__WORK TO DO__.
Set down exactly the lines from the one containing "Read all visible content and emit it as JSON." through the end of the records below, both included, and nothing else.
begin
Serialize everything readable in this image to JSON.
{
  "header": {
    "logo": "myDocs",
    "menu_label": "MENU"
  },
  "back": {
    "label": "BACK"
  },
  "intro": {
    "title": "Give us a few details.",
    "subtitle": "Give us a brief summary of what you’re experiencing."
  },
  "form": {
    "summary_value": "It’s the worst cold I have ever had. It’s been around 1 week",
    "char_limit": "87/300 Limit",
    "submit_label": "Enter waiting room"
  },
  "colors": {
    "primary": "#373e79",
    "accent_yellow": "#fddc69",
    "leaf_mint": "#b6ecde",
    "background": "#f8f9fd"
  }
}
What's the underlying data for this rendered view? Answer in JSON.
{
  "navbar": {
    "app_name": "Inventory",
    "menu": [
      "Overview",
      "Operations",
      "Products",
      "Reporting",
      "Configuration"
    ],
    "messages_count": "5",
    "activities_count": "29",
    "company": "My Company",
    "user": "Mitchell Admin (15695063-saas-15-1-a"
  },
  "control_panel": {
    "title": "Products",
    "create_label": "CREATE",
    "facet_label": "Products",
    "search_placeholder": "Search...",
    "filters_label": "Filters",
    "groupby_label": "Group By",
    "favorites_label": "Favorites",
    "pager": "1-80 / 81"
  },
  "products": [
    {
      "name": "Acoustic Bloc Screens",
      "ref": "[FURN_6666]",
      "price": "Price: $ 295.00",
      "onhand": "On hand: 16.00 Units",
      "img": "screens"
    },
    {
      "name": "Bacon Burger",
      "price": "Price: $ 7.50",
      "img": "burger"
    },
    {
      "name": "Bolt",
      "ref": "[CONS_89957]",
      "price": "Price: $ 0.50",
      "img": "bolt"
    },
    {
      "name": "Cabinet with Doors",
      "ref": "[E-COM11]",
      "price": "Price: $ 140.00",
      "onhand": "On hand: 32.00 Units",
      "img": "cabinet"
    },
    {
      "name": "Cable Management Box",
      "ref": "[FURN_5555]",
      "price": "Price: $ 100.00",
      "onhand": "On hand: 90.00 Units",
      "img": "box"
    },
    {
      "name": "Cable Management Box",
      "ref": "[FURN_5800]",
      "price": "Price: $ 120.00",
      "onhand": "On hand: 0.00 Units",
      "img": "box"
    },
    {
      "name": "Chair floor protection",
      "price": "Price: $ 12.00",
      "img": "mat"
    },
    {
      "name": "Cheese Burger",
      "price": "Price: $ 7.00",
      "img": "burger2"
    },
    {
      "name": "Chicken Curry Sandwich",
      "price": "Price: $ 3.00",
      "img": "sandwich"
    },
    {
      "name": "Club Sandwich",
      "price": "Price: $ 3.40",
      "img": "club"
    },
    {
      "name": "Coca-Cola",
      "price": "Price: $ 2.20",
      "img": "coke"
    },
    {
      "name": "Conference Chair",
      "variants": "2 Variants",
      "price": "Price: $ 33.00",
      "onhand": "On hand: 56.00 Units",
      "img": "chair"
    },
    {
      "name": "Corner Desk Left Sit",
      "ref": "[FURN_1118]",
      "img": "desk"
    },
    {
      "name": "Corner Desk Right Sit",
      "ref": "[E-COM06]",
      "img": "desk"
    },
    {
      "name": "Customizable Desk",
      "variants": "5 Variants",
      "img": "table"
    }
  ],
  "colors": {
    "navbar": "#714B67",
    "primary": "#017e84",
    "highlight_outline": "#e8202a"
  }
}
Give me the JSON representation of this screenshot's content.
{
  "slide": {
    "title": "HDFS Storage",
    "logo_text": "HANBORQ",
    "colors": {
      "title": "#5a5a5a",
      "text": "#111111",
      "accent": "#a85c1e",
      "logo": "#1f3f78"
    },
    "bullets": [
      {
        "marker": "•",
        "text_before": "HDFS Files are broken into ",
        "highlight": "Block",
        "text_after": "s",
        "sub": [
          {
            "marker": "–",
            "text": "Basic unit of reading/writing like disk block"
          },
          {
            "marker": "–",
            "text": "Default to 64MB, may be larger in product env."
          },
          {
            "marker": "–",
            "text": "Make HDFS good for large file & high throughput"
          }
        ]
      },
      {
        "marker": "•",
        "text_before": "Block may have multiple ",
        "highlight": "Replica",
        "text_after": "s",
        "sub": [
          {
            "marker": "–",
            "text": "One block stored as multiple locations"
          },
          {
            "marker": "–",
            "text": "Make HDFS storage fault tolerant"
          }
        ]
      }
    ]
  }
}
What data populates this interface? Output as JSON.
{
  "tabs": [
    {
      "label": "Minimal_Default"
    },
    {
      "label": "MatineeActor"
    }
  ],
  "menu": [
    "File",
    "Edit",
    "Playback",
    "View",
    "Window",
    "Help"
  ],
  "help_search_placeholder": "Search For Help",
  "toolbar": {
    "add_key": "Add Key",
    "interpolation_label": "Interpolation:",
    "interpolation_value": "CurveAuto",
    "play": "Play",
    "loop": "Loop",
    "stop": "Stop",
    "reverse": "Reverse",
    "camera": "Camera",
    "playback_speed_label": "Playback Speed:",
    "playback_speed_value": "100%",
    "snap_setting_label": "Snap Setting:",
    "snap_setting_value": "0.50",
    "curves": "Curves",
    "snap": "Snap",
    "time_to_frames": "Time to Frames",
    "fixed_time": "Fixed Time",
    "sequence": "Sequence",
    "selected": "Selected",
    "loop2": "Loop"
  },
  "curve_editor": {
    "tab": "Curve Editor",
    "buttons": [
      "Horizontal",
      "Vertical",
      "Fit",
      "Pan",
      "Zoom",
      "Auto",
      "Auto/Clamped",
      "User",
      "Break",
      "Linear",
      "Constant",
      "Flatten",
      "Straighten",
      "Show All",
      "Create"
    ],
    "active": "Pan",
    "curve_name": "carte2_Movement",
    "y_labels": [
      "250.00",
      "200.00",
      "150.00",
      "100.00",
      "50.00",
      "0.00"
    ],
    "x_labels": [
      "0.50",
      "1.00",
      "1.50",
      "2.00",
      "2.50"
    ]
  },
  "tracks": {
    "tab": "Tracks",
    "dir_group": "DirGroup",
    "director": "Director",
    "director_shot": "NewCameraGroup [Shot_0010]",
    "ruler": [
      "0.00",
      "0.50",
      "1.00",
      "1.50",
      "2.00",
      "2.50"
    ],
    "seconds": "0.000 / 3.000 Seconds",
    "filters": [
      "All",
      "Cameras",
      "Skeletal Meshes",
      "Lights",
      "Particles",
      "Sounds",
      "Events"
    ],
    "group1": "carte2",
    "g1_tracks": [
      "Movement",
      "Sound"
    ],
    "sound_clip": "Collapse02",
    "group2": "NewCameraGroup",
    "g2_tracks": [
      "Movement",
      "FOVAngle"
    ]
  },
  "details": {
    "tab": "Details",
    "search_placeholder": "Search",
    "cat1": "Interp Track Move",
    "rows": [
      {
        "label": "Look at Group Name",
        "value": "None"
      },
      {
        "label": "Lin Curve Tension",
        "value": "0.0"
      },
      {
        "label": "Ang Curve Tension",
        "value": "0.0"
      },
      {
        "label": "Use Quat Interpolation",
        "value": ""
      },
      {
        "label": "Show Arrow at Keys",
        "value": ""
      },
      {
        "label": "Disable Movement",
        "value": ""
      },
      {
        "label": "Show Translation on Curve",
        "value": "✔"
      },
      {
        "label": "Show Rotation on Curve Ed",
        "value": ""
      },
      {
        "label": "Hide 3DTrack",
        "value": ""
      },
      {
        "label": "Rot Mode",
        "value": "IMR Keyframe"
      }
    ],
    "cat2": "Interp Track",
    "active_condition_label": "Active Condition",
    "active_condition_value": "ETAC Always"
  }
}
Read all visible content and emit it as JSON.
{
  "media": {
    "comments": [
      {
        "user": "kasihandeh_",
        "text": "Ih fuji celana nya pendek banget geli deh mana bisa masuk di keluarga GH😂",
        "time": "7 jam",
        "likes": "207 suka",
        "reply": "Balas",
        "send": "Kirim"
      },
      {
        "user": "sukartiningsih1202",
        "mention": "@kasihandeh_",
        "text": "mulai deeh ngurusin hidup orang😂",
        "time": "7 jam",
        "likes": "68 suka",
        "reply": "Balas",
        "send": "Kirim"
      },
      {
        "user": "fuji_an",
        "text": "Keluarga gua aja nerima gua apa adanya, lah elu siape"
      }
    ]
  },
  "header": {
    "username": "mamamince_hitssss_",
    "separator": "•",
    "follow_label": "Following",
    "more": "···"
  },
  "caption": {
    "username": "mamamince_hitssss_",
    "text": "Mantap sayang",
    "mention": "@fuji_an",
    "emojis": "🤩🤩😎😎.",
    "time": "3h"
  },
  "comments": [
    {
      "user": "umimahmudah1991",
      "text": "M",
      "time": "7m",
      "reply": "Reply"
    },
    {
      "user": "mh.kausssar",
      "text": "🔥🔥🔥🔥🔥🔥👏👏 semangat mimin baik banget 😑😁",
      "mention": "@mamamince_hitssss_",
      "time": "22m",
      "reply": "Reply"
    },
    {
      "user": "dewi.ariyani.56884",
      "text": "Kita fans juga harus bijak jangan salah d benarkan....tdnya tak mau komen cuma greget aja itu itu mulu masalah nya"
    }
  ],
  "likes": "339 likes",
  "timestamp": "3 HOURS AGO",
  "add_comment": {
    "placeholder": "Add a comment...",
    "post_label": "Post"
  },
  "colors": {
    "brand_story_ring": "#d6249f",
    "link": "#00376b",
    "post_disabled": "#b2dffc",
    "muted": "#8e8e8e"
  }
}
end
__FINAL RESULT__.
Read all visible content and emit it as JSON.
{
  "media": {
    "comments": [
      {
        "user": "kasihandeh_",
        "text": "Ih fuji celana nya pendek banget geli deh mana bisa masuk di keluarga GH😂",
        "time": "7 jam",
        "likes": "207 suka",
        "reply": "Balas",
        "send": "Kirim"
      },
      {
        "user": "sukartiningsih1202",
        "mention": "@kasihandeh_",
        "text": "mulai deeh ngurusin hidup orang😂",
        "time": "7 jam",
        "likes": "68 suka",
        "reply": "Balas",
        "send": "Kirim"
      },
      {
        "user": "fuji_an",
        "text": "Keluarga gua aja nerima gua apa adanya, lah elu siape"
      }
    ]
  },
  "header": {
    "username": "mamamince_hitssss_",
    "separator": "•",
    "follow_label": "Following",
    "more": "···"
  },
  "caption": {
    "username": "mamamince_hitssss_",
    "text": "Mantap sayang",
    "mention": "@fuji_an",
    "emojis": "🤩🤩😎😎.",
    "time": "3h"
  },
  "comments": [
    {
      "user": "umimahmudah1991",
      "text": "M",
      "time": "7m",
      "reply": "Reply"
    },
    {
      "user": "mh.kausssar",
      "text": "🔥🔥🔥🔥🔥🔥👏👏 semangat mimin baik banget 😑😁",
      "mention": "@mamamince_hitssss_",
      "time": "22m",
      "reply": "Reply"
    },
    {
      "user": "dewi.ariyani.56884",
      "text": "Kita fans juga harus bijak jangan salah d benarkan....tdnya tak mau komen cuma greget aja itu itu mulu masalah nya"
    }
  ],
  "likes": "339 likes",
  "timestamp": "3 HOURS AGO",
  "add_comment": {
    "placeholder": "Add a comment...",
    "post_label": "Post"
  },
  "colors": {
    "brand_story_ring": "#d6249f",
    "link": "#00376b",
    "post_disabled": "#b2dffc",
    "muted": "#8e8e8e"
  }
}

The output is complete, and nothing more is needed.